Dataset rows

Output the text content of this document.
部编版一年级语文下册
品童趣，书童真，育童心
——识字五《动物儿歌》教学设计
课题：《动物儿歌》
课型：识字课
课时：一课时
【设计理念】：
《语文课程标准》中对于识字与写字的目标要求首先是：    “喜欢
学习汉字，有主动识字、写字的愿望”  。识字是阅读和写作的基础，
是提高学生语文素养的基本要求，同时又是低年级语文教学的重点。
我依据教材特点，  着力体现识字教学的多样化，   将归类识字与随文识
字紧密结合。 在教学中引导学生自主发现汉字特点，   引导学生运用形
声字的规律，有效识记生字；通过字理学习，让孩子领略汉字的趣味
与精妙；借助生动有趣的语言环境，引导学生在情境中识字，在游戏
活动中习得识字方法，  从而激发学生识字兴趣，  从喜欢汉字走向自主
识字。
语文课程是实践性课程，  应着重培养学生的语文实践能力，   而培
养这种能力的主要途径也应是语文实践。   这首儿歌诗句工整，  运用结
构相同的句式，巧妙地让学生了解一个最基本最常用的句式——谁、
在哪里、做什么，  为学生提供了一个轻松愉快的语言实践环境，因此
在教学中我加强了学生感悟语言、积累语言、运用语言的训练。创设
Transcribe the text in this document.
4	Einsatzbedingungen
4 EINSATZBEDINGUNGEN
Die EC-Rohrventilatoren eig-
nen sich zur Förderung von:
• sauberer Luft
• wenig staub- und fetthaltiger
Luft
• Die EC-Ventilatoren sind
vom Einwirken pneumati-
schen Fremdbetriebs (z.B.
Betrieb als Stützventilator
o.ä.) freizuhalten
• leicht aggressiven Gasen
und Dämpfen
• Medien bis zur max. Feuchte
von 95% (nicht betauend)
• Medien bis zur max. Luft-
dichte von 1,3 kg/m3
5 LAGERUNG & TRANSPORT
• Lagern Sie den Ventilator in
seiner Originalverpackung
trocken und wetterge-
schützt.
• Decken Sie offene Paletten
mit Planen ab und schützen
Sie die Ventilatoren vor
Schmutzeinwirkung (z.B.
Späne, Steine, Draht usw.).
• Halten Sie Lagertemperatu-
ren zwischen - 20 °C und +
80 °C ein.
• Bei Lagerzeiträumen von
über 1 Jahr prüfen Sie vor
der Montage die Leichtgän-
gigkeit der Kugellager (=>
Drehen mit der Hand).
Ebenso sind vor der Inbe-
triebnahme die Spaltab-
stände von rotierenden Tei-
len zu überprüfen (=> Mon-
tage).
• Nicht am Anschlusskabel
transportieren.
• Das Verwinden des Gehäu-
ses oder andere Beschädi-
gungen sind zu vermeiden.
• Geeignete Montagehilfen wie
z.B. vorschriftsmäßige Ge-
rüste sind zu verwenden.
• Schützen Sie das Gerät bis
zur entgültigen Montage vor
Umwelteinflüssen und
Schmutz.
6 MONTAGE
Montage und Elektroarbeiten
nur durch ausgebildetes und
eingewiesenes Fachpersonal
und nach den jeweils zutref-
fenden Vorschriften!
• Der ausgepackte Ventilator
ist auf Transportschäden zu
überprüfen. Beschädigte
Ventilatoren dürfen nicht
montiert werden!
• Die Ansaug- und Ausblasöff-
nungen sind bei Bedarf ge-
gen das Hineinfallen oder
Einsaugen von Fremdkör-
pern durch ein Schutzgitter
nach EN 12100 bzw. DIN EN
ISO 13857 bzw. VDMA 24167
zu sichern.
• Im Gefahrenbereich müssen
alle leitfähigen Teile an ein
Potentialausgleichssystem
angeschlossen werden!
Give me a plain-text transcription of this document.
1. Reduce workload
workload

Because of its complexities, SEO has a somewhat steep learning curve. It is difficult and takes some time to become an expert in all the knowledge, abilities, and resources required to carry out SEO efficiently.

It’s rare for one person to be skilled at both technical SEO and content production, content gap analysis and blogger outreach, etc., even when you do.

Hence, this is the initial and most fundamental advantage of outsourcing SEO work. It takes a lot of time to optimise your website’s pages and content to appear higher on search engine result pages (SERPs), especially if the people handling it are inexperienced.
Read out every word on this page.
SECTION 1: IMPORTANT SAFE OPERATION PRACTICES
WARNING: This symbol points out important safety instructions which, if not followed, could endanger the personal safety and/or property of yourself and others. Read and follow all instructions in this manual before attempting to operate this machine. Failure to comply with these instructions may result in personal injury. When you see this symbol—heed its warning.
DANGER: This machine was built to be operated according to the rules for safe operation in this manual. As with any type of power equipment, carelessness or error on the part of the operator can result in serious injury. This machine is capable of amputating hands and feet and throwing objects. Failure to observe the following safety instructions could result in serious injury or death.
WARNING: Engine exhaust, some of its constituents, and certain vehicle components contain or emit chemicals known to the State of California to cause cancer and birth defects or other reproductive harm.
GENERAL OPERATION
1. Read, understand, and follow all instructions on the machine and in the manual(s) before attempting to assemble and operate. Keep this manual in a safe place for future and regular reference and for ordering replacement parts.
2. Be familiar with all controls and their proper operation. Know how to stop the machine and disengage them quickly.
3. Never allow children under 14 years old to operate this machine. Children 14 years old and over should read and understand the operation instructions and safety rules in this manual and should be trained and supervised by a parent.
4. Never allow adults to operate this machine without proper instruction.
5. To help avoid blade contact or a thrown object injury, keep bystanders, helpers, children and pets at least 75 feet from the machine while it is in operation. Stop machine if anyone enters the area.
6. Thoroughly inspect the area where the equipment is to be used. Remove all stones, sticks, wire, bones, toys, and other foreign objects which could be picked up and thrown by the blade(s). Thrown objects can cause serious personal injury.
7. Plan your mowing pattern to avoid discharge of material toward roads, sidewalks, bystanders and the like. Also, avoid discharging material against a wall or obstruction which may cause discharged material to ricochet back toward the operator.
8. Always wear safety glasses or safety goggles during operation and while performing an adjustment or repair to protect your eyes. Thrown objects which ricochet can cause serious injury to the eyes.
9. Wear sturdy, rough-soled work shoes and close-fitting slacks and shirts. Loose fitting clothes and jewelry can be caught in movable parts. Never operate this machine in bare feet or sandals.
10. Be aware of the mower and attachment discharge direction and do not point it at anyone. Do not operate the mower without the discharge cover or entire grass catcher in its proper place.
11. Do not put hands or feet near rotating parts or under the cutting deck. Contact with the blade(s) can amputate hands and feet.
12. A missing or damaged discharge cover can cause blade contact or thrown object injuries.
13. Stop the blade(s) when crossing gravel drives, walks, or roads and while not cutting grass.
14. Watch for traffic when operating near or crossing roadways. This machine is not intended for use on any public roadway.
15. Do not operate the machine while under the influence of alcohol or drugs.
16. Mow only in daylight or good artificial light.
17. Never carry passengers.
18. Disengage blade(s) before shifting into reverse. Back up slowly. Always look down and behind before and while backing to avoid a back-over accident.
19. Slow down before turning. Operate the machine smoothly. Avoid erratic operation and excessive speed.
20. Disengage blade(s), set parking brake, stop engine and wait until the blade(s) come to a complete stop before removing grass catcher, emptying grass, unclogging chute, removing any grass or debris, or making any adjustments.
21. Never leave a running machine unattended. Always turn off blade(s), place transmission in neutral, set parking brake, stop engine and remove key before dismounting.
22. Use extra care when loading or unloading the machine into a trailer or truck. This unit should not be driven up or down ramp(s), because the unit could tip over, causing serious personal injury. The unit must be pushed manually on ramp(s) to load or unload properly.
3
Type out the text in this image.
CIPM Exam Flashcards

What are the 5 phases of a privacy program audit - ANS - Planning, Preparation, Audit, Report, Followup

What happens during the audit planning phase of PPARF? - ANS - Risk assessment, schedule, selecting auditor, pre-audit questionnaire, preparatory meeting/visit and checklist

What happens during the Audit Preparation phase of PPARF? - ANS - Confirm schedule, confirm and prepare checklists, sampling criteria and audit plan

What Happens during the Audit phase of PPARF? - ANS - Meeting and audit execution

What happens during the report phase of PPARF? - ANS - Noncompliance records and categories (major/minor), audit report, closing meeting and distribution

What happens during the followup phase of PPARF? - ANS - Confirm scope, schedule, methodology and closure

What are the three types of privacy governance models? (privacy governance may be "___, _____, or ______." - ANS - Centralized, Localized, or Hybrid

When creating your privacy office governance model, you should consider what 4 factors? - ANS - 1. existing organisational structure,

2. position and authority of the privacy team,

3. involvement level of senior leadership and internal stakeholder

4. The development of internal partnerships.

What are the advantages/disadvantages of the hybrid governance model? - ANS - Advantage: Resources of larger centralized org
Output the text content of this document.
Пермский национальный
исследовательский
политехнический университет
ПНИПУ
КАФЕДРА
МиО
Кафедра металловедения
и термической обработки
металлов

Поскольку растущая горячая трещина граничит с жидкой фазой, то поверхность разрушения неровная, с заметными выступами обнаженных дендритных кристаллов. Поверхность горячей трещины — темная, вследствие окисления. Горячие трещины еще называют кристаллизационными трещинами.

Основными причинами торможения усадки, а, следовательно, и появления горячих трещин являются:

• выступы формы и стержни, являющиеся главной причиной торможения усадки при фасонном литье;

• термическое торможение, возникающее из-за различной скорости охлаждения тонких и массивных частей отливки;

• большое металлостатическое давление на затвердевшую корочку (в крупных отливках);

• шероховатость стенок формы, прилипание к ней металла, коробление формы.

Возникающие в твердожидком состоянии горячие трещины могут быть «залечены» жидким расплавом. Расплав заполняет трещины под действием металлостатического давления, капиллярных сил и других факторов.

DESCRIPTION OF THE TASK
Going through the records above, state how many lines carry "überprüfen", with no other text.

REPLY TO THE EXERCISE
2